Brief =>
From the listing below, extract each line containing the string "Internet".

Dataset entries =>
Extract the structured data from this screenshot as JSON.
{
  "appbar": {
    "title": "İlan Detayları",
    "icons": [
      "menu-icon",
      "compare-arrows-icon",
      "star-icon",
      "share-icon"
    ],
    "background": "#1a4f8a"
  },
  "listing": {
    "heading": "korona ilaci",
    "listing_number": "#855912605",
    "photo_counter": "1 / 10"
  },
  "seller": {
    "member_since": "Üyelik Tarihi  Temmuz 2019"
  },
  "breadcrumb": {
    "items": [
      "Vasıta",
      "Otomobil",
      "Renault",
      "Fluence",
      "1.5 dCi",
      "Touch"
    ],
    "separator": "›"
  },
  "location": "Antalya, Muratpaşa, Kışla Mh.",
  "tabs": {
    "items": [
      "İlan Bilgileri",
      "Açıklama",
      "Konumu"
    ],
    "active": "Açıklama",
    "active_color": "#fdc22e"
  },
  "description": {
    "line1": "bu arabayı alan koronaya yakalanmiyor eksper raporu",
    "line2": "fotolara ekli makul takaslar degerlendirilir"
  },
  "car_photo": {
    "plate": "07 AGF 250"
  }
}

--

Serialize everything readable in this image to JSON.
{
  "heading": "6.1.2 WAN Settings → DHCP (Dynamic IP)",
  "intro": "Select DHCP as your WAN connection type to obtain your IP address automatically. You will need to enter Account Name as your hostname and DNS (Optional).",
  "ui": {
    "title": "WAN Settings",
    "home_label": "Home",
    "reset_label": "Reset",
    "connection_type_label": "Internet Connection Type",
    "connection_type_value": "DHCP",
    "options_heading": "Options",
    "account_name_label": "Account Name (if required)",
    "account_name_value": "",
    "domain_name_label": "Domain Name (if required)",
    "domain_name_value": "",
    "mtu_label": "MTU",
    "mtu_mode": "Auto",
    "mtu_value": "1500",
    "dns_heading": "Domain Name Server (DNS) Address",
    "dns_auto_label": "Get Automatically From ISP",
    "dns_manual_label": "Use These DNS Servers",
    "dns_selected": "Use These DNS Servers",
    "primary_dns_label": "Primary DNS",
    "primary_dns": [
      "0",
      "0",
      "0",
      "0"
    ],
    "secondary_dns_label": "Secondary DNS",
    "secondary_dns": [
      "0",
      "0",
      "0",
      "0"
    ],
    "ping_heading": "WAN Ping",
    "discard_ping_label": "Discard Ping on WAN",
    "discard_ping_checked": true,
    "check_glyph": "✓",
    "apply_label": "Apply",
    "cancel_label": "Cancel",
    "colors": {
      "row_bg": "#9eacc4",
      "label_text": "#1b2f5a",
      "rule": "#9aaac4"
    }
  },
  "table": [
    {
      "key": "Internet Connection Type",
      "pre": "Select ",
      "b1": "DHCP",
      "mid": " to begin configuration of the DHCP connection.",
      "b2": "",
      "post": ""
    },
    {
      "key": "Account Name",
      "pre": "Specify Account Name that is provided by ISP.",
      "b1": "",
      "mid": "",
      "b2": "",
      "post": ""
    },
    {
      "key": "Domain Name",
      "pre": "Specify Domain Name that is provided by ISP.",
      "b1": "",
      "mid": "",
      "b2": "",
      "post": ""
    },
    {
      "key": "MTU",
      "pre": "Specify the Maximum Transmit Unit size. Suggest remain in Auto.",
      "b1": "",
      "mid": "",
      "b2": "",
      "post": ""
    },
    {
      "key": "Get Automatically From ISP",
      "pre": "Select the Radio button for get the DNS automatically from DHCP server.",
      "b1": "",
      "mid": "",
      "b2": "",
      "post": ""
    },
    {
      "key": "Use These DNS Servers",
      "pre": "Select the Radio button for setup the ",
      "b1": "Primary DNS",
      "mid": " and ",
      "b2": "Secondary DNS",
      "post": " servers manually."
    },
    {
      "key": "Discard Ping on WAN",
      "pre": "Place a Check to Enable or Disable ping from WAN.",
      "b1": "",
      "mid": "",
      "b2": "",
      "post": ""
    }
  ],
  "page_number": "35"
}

Task solution =>
    "connection_type_label": "Internet Connection Type",
      "key": "Internet Connection Type",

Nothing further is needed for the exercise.